EXCERPTED DATA>
-------------------------

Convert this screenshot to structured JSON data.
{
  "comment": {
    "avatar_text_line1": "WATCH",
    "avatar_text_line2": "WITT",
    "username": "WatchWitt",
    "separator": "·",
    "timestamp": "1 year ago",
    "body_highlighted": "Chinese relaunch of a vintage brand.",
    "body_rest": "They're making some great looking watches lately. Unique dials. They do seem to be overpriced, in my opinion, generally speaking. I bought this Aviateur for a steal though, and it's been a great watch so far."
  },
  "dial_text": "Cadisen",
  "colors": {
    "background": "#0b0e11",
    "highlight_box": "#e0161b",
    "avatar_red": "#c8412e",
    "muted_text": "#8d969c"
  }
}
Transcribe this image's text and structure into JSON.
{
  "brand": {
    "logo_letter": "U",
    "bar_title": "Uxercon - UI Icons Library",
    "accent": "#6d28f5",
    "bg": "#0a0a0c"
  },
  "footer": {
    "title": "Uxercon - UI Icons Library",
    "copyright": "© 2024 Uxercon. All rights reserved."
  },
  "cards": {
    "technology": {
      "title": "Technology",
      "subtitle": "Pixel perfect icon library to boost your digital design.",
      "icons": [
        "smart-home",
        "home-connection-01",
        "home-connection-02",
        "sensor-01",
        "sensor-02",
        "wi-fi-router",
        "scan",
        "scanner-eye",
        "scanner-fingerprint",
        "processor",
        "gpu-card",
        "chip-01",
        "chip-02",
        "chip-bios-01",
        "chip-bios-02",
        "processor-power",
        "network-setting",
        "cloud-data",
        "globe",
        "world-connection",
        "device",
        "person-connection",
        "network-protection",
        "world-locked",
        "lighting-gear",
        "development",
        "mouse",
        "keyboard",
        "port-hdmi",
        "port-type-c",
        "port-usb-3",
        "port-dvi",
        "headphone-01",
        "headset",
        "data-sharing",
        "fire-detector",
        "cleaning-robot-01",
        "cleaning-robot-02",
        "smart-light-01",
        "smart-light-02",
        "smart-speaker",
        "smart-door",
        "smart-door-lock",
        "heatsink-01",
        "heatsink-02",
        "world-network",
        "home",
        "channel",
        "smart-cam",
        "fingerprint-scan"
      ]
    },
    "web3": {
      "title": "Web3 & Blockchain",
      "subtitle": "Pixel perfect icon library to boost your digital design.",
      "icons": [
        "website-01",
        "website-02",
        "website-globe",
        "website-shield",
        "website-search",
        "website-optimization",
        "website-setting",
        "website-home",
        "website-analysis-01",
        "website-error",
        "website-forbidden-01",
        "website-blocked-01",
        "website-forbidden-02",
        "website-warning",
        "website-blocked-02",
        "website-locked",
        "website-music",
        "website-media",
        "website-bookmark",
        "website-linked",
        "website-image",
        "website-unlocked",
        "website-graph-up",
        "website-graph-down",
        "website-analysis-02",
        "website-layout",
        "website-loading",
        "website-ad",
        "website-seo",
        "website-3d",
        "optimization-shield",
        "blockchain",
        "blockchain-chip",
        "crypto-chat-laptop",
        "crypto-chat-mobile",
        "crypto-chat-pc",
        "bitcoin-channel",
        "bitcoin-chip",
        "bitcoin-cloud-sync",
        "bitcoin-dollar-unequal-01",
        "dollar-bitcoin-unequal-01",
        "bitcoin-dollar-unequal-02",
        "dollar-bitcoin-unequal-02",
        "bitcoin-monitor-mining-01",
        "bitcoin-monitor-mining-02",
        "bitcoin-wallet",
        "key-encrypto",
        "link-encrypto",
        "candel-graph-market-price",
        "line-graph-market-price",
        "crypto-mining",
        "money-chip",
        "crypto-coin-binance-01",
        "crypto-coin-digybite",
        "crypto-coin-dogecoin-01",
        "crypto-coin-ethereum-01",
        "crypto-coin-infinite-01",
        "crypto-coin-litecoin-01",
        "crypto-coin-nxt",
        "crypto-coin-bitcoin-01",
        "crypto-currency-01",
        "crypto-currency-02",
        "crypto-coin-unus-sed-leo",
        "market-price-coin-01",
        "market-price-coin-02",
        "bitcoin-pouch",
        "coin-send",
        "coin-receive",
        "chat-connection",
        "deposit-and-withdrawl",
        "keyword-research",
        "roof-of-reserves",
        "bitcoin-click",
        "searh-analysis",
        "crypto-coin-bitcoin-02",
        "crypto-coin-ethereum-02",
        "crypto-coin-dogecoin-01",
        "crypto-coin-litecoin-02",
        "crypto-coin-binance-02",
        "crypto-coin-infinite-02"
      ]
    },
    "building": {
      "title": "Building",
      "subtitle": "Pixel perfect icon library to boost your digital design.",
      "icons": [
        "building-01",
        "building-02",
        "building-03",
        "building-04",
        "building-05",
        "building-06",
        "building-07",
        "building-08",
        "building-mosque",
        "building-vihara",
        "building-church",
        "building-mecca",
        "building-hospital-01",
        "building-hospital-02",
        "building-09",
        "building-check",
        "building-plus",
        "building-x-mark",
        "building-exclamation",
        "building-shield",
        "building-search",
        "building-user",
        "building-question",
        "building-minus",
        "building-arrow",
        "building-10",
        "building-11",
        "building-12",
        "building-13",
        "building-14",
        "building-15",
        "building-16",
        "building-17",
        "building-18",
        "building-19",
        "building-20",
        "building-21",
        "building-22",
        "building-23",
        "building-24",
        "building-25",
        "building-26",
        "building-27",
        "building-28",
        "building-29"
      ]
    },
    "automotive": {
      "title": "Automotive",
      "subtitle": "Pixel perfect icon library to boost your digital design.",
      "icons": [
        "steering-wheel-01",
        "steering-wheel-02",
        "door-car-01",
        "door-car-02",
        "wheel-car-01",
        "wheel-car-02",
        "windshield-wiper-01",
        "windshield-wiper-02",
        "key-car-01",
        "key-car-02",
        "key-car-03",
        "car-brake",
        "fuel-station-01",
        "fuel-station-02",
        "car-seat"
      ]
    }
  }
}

-------------------------

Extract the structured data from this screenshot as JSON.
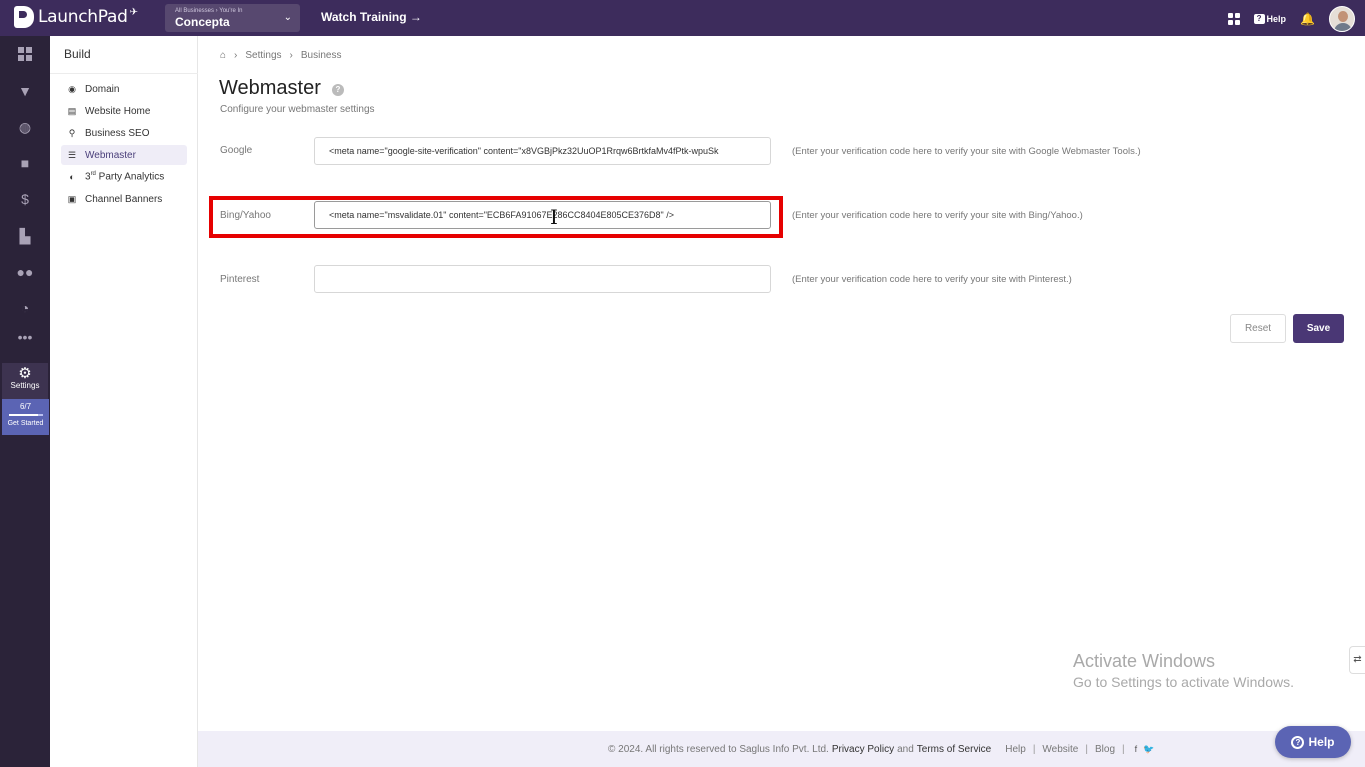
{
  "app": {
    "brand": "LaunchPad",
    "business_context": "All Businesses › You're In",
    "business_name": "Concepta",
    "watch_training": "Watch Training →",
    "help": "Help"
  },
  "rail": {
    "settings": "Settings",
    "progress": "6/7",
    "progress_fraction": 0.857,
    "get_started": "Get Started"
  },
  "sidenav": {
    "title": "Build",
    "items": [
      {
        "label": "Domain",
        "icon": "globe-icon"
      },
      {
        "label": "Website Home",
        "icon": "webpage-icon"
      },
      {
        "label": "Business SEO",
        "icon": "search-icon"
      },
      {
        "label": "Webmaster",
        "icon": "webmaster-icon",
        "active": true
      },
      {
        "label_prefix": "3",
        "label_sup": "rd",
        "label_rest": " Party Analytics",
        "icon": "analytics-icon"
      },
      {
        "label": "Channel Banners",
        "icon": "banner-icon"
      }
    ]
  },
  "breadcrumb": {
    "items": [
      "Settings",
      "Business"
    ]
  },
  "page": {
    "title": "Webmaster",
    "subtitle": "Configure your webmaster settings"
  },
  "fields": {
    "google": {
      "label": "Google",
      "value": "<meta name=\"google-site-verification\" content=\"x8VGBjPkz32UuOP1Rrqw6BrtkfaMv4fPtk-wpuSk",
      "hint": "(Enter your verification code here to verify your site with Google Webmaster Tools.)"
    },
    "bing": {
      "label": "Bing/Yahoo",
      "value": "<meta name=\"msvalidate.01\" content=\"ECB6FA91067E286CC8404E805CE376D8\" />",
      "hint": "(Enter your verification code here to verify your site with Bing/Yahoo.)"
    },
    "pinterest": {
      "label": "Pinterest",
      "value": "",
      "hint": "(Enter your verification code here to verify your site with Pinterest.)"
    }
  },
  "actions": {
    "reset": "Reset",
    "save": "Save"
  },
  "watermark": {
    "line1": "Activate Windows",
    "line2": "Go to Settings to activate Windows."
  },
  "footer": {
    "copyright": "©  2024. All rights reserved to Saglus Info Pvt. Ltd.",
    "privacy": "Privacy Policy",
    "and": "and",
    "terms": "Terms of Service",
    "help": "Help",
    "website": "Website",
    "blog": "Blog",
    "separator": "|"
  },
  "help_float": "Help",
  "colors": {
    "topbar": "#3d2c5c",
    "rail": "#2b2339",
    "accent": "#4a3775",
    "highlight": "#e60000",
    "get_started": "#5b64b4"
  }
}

-------------------------

WHAT TO DO>
Track down the lines that include the word "meta" and copy them.

WORKED SOLUTION>
      "value": "<meta name=\"google-site-verification\" content=\"x8VGBjPkz32UuOP1Rrqw6BrtkfaMv4fPtk-wpuSk",
      "value": "<meta name=\"msvalidate.01\" content=\"ECB6FA91067E286CC8404E805CE376D8\" />",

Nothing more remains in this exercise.